Report every line below that contains the string "Артикул", and copy each one in full. Case counts.
— begin —
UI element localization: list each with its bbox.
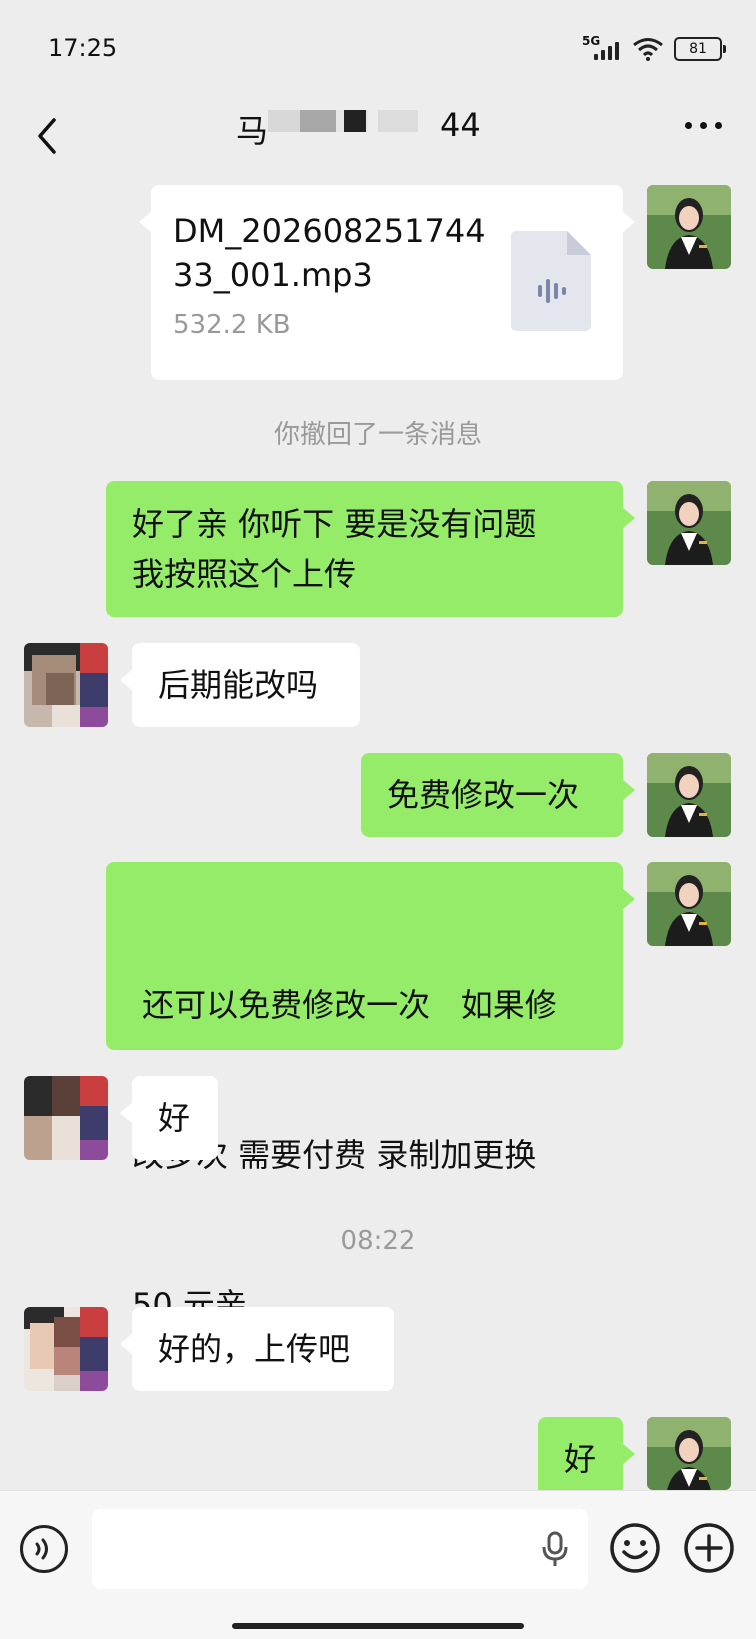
chat-title-visible: 马 [236,112,269,150]
message-line: 还可以免费修改一次 如果修 [132,986,557,1024]
battery-indicator: 81 [674,37,726,61]
message-bubble-received[interactable]: 后期能改吗 [120,643,360,727]
emoji-icon[interactable] [608,1521,662,1575]
audio-file-icon [511,231,591,331]
message-input[interactable] [92,1509,588,1589]
wifi-icon [633,38,663,61]
message-bubble-sent[interactable]: 好了亲 你听下 要是没有问题 我按照这个上传 [106,481,635,617]
avatar-contact[interactable] [24,1307,108,1391]
avatar-contact[interactable] [24,1076,108,1160]
status-bar: 17:25 5G 81 [0,0,756,96]
chat-title: 马 [236,106,268,152]
voice-toggle-icon[interactable] [20,1525,68,1573]
input-bar [0,1490,756,1639]
status-icons: 5G 81 [582,34,726,64]
message-text: 免费修改一次 [387,776,580,814]
plus-icon[interactable] [682,1521,736,1575]
message-bubble-sent[interactable]: 好 [538,1417,635,1501]
microphone-icon[interactable] [540,1531,570,1569]
avatar-self[interactable] [647,862,731,946]
message-bubble-sent[interactable]: 还可以免费修改一次 如果修 改多次 需要付费 录制加更换 50 元亲 [106,862,635,1324]
chat-header: 马 44 [0,96,756,178]
chat-title-suffix: 44 [440,106,481,144]
message-line: 好了亲 你听下 要是没有问题 [132,505,537,543]
status-time: 17:25 [48,34,118,62]
message-bubble-received[interactable]: 好的，上传吧 [120,1307,394,1391]
message-text: 后期能改吗 [158,666,319,704]
signal-icon: 5G [582,34,622,62]
chevron-left-icon[interactable] [30,114,70,158]
message-bubble-received[interactable]: 好 [120,1076,218,1160]
avatar-self[interactable] [647,1417,731,1490]
home-indicator [232,1623,524,1629]
timestamp: 08:22 [340,1226,416,1256]
avatar-self[interactable] [647,185,731,269]
avatar-self[interactable] [647,481,731,565]
avatar-contact[interactable] [24,643,108,727]
message-text: 好的，上传吧 [158,1330,351,1368]
avatar-self[interactable] [647,753,731,837]
more-dots-icon[interactable] [685,122,722,129]
message-text: 好 [564,1440,597,1478]
file-message-bubble[interactable]: DM_202608251744 33_001.mp3 532.2 KB [139,185,635,380]
message-bubble-sent[interactable]: 免费修改一次 [361,753,635,837]
recall-notice: 你撤回了一条消息 [273,420,482,450]
message-line: 我按照这个上传 [132,555,357,593]
message-text: 好 [158,1099,191,1137]
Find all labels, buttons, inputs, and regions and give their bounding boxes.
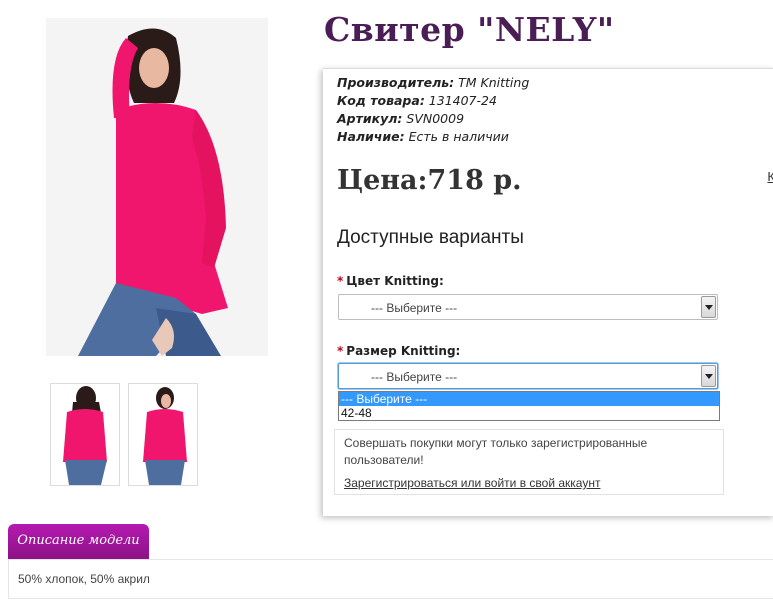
required-mark: * [337,344,344,358]
meta-stock: Наличие: Есть в наличии [337,129,509,144]
product-main-image[interactable] [46,18,268,356]
dropdown-option[interactable]: 42-48 [339,406,719,420]
color-option-label: * Цвет Knitting: [337,274,444,288]
meta-code: Код товара: 131407-24 [337,93,497,108]
dropdown-option[interactable]: --- Выберите --- [339,392,719,406]
tab-description[interactable]: Описание модели [8,524,149,559]
meta-manufacturer-value: ТМ Knitting [454,75,530,90]
meta-stock-value: Есть в наличии [404,129,509,144]
notice-text: Совершать покупки могут только зарегистр… [344,436,648,467]
product-info-panel: Производитель: ТМ Knitting Код товара: 1… [323,68,773,516]
thumbnail-back[interactable] [50,383,120,486]
description-text: 50% хлопок, 50% акрил [18,572,150,586]
required-mark: * [337,274,344,288]
product-price: Цена:718 р. [337,165,522,196]
color-label-text: Цвет Knitting: [346,274,444,288]
meta-stock-label: Наличие: [337,129,405,144]
color-select[interactable]: --- Выберите --- [338,294,718,320]
meta-sku-value: SVN0009 [402,111,465,126]
chevron-down-icon[interactable] [701,296,716,318]
clipped-link[interactable]: К [767,169,773,184]
size-label-text: Размер Knitting: [346,344,461,358]
product-title: Свитер "NELY" [324,10,615,49]
meta-manufacturer-label: Производитель: [337,75,455,90]
color-select-value: --- Выберите --- [371,301,458,315]
thumbnail-front[interactable] [128,383,198,486]
register-login-link[interactable]: Зарегистрироваться или войти в свой акка… [344,475,600,492]
size-option-label: * Размер Knitting: [337,344,460,358]
size-dropdown-list[interactable]: --- Выберите --- 42-48 [338,391,720,421]
meta-sku-label: Артикул: [337,111,403,126]
meta-sku: Артикул: SVN0009 [337,111,464,126]
options-title: Доступные варианты [337,227,524,248]
size-select[interactable]: --- Выберите --- [338,363,718,389]
size-select-value: --- Выберите --- [371,370,458,384]
meta-manufacturer: Производитель: ТМ Knitting [337,75,529,90]
meta-code-label: Код товара: [337,93,425,108]
chevron-down-icon[interactable] [701,365,716,387]
meta-code-value: 131407-24 [424,93,497,108]
login-notice: Совершать покупки могут только зарегистр… [334,429,724,495]
description-panel: 50% хлопок, 50% акрил [8,559,773,599]
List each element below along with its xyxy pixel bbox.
— end —
▸ **COMPLETED TASK**
meta-sku-label: Артикул: [337,111,403,126]
meta-sku: Артикул: SVN0009 [337,111,464,126]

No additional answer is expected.